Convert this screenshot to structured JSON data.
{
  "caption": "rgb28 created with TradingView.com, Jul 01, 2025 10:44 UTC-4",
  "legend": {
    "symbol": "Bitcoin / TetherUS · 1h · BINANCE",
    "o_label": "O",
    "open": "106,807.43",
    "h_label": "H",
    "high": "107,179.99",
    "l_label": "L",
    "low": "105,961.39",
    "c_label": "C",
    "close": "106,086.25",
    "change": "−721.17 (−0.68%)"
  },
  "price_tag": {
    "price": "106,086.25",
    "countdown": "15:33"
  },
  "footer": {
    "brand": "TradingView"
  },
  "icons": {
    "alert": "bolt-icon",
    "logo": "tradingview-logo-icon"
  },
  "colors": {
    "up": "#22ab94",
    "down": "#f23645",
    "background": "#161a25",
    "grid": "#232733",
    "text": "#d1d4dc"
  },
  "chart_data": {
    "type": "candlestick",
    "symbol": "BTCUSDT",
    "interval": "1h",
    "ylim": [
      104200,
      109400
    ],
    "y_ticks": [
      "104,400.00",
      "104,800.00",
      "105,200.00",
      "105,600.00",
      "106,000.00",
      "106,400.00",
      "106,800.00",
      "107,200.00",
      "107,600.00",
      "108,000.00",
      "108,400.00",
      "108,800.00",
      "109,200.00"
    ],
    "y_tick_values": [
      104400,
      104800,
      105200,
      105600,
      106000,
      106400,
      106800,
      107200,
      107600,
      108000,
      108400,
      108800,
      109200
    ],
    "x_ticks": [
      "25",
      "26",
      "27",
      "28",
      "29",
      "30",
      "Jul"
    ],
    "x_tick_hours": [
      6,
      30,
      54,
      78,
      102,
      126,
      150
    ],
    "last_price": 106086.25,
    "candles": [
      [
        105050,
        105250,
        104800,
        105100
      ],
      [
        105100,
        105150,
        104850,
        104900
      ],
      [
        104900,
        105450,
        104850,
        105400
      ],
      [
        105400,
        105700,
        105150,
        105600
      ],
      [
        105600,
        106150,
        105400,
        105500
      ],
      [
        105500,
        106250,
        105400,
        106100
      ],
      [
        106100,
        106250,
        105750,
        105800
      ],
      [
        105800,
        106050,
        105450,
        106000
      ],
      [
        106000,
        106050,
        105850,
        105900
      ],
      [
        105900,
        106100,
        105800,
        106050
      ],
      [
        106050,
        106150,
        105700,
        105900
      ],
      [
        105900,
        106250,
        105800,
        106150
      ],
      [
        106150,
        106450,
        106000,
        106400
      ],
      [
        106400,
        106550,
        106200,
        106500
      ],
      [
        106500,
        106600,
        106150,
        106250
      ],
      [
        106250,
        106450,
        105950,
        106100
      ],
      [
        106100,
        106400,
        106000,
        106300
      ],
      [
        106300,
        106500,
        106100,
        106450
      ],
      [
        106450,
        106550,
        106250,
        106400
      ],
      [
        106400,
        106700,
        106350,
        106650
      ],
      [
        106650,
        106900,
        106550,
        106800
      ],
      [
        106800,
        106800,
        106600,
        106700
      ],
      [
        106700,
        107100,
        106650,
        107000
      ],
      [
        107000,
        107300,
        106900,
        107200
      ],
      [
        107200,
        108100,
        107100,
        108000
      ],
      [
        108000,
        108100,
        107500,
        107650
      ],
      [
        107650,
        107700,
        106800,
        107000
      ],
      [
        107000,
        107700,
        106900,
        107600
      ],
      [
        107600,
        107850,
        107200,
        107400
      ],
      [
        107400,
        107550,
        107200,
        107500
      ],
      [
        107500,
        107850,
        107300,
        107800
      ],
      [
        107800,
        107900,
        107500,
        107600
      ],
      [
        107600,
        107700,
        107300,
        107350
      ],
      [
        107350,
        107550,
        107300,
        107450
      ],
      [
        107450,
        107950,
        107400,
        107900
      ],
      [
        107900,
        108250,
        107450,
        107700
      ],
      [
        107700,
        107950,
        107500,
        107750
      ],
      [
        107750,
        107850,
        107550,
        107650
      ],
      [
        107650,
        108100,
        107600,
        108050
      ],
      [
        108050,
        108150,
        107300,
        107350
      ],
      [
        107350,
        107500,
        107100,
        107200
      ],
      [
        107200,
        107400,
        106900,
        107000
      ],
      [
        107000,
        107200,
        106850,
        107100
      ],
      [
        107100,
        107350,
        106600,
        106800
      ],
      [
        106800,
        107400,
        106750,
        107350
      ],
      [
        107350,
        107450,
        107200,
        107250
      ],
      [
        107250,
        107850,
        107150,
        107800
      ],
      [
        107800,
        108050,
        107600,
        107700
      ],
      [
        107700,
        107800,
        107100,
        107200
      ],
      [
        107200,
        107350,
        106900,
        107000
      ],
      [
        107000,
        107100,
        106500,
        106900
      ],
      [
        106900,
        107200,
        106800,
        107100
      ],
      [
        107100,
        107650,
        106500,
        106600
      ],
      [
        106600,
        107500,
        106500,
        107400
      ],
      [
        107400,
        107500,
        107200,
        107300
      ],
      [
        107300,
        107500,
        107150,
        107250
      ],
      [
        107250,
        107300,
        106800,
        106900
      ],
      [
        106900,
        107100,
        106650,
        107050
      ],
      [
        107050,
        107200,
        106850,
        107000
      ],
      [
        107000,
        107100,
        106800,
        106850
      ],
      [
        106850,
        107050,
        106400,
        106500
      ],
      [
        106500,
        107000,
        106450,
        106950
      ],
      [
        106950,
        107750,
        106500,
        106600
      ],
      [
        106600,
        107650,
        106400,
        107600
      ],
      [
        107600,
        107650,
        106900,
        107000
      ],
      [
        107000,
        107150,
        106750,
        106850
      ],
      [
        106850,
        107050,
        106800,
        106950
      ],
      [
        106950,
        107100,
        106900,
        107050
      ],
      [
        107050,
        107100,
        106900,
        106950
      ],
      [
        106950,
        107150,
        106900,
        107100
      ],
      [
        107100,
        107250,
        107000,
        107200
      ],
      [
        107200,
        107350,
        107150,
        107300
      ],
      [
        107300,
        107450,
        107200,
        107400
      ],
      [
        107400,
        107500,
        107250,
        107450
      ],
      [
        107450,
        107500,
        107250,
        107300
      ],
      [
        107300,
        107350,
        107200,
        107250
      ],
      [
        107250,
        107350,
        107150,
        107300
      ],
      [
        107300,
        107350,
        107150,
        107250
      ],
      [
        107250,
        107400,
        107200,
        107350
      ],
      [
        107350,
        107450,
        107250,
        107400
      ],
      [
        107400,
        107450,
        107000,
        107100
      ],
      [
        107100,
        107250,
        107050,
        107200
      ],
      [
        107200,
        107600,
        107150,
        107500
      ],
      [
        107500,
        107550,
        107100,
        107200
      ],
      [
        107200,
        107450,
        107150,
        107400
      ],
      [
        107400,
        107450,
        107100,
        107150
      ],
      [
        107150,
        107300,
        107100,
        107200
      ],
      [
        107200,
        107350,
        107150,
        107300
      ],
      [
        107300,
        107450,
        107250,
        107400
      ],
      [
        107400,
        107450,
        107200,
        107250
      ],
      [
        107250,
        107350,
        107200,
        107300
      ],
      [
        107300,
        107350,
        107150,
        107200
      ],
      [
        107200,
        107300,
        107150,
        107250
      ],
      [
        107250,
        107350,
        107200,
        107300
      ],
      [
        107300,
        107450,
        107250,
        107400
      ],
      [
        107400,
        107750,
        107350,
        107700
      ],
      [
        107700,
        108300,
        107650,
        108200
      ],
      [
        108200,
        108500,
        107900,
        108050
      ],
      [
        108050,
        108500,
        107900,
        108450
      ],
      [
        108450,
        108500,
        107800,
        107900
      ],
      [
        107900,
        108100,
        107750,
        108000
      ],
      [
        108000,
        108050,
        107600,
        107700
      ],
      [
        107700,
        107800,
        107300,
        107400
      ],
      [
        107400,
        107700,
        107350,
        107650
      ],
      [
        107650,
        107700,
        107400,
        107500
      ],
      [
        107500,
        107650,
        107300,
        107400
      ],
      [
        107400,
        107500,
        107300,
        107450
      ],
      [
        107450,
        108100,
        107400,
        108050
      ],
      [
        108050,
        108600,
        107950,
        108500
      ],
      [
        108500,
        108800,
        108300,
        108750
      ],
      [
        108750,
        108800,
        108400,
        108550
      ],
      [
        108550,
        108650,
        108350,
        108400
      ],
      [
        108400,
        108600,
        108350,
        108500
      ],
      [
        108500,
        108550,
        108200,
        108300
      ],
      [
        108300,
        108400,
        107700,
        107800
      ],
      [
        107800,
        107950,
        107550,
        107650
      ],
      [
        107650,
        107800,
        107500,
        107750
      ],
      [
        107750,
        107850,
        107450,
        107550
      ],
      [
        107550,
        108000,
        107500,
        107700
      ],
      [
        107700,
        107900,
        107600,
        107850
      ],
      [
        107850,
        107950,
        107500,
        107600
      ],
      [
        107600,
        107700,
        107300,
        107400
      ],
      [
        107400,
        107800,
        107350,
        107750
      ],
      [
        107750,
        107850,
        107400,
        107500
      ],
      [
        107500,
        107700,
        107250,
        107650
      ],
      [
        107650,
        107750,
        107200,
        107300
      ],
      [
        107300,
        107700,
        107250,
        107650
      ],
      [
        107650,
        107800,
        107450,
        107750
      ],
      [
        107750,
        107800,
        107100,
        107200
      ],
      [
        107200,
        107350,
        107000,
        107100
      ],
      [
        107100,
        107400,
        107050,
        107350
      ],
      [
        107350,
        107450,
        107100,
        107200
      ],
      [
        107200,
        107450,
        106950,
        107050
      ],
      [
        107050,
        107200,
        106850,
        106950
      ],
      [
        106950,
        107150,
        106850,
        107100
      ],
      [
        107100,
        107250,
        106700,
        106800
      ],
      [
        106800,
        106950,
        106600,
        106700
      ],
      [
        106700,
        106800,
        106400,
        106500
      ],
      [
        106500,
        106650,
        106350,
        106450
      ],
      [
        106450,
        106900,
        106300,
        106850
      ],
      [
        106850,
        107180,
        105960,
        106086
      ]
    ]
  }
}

*Instructions to follow*
Review the preceding data and report every line that includes the string "symbol".

*Task result*
    "symbol": "Bitcoin / TetherUS · 1h · BINANCE",
    "symbol": "BTCUSDT",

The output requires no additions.